Instructions for the task
Return the full listing exactly as it is written.

=== Data section ===

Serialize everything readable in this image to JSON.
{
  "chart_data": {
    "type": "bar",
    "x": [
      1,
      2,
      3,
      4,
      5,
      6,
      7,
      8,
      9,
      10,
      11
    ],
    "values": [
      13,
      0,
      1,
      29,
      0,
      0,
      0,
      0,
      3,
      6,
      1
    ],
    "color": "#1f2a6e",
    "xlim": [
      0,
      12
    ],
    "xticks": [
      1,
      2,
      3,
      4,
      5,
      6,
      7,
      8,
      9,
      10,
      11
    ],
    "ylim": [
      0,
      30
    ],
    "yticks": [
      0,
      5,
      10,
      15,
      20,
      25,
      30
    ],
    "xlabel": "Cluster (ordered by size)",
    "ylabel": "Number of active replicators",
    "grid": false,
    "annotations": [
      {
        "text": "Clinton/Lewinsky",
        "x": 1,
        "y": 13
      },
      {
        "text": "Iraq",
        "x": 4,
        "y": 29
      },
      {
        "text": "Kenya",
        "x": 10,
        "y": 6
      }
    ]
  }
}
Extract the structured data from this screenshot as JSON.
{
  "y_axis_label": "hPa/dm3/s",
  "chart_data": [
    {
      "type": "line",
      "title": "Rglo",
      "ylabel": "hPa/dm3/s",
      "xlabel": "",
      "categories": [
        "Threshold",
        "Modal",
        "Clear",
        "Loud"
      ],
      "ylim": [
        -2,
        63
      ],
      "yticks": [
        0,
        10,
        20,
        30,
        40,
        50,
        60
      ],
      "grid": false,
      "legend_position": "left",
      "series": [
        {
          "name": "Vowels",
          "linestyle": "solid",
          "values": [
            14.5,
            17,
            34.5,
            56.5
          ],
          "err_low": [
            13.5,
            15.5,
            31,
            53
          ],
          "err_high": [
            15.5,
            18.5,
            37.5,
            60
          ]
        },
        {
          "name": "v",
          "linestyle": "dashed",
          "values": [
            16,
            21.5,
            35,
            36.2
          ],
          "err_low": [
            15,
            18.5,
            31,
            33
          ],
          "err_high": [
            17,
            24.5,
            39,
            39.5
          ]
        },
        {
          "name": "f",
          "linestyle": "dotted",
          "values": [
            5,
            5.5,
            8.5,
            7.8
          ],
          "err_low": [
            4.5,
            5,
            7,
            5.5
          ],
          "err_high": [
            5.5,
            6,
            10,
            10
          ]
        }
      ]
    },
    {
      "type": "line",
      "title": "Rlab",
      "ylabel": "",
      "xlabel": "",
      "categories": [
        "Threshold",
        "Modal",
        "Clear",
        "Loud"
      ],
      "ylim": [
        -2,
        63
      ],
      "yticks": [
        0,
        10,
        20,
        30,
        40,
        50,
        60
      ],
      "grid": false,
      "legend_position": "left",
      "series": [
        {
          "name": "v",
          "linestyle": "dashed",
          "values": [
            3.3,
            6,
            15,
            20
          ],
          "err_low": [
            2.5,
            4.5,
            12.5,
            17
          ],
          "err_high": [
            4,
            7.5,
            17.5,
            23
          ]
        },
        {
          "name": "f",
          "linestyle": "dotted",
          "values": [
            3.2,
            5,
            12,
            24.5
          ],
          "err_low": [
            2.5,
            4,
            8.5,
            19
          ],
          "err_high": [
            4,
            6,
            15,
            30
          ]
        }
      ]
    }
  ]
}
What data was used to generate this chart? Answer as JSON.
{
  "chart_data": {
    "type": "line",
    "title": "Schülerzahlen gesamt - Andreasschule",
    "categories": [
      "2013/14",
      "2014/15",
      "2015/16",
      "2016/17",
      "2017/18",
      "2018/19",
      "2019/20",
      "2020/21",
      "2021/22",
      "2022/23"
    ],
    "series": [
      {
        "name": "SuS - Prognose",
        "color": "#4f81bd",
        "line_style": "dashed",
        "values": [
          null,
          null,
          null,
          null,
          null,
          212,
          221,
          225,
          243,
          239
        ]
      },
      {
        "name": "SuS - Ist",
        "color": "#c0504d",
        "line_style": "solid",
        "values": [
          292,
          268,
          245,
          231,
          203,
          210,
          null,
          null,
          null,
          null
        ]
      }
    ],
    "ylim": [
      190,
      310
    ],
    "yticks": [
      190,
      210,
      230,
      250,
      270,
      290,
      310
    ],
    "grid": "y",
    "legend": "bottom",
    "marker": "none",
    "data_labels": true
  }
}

===

Task response
Serialize everything readable in this image to JSON.
{
  "chart_data": {
    "type": "bar",
    "x": [
      1,
      2,
      3,
      4,
      5,
      6,
      7,
      8,
      9,
      10,
      11
    ],
    "values": [
      13,
      0,
      1,
      29,
      0,
      0,
      0,
      0,
      3,
      6,
      1
    ],
    "color": "#1f2a6e",
    "xlim": [
      0,
      12
    ],
    "xticks": [
      1,
      2,
      3,
      4,
      5,
      6,
      7,
      8,
      9,
      10,
      11
    ],
    "ylim": [
      0,
      30
    ],
    "yticks": [
      0,
      5,
      10,
      15,
      20,
      25,
      30
    ],
    "xlabel": "Cluster (ordered by size)",
    "ylabel": "Number of active replicators",
    "grid": false,
    "annotations": [
      {
        "text": "Clinton/Lewinsky",
        "x": 1,
        "y": 13
      },
      {
        "text": "Iraq",
        "x": 4,
        "y": 29
      },
      {
        "text": "Kenya",
        "x": 10,
        "y": 6
      }
    ]
  }
}
Extract the structured data from this screenshot as JSON.
{
  "y_axis_label": "hPa/dm3/s",
  "chart_data": [
    {
      "type": "line",
      "title": "Rglo",
      "ylabel": "hPa/dm3/s",
      "xlabel": "",
      "categories": [
        "Threshold",
        "Modal",
        "Clear",
        "Loud"
      ],
      "ylim": [
        -2,
        63
      ],
      "yticks": [
        0,
        10,
        20,
        30,
        40,
        50,
        60
      ],
      "grid": false,
      "legend_position": "left",
      "series": [
        {
          "name": "Vowels",
          "linestyle": "solid",
          "values": [
            14.5,
            17,
            34.5,
            56.5
          ],
          "err_low": [
            13.5,
            15.5,
            31,
            53
          ],
          "err_high": [
            15.5,
            18.5,
            37.5,
            60
          ]
        },
        {
          "name": "v",
          "linestyle": "dashed",
          "values": [
            16,
            21.5,
            35,
            36.2
          ],
          "err_low": [
            15,
            18.5,
            31,
            33
          ],
          "err_high": [
            17,
            24.5,
            39,
            39.5
          ]
        },
        {
          "name": "f",
          "linestyle": "dotted",
          "values": [
            5,
            5.5,
            8.5,
            7.8
          ],
          "err_low": [
            4.5,
            5,
            7,
            5.5
          ],
          "err_high": [
            5.5,
            6,
            10,
            10
          ]
        }
      ]
    },
    {
      "type": "line",
      "title": "Rlab",
      "ylabel": "",
      "xlabel": "",
      "categories": [
        "Threshold",
        "Modal",
        "Clear",
        "Loud"
      ],
      "ylim": [
        -2,
        63
      ],
      "yticks": [
        0,
        10,
        20,
        30,
        40,
        50,
        60
      ],
      "grid": false,
      "legend_position": "left",
      "series": [
        {
          "name": "v",
          "linestyle": "dashed",
          "values": [
            3.3,
            6,
            15,
            20
          ],
          "err_low": [
            2.5,
            4.5,
            12.5,
            17
          ],
          "err_high": [
            4,
            7.5,
            17.5,
            23
          ]
        },
        {
          "name": "f",
          "linestyle": "dotted",
          "values": [
            3.2,
            5,
            12,
            24.5
          ],
          "err_low": [
            2.5,
            4,
            8.5,
            19
          ],
          "err_high": [
            4,
            6,
            15,
            30
          ]
        }
      ]
    }
  ]
}
What data was used to generate this chart? Answer as JSON.
{
  "chart_data": {
    "type": "line",
    "title": "Schülerzahlen gesamt - Andreasschule",
    "categories": [
      "2013/14",
      "2014/15",
      "2015/16",
      "2016/17",
      "2017/18",
      "2018/19",
      "2019/20",
      "2020/21",
      "2021/22",
      "2022/23"
    ],
    "series": [
      {
        "name": "SuS - Prognose",
        "color": "#4f81bd",
        "line_style": "dashed",
        "values": [
          null,
          null,
          null,
          null,
          null,
          212,
          221,
          225,
          243,
          239
        ]
      },
      {
        "name": "SuS - Ist",
        "color": "#c0504d",
        "line_style": "solid",
        "values": [
          292,
          268,
          245,
          231,
          203,
          210,
          null,
          null,
          null,
          null
        ]
      }
    ],
    "ylim": [
      190,
      310
    ],
    "yticks": [
      190,
      210,
      230,
      250,
      270,
      290,
      310
    ],
    "grid": "y",
    "legend": "bottom",
    "marker": "none",
    "data_labels": true
  }
}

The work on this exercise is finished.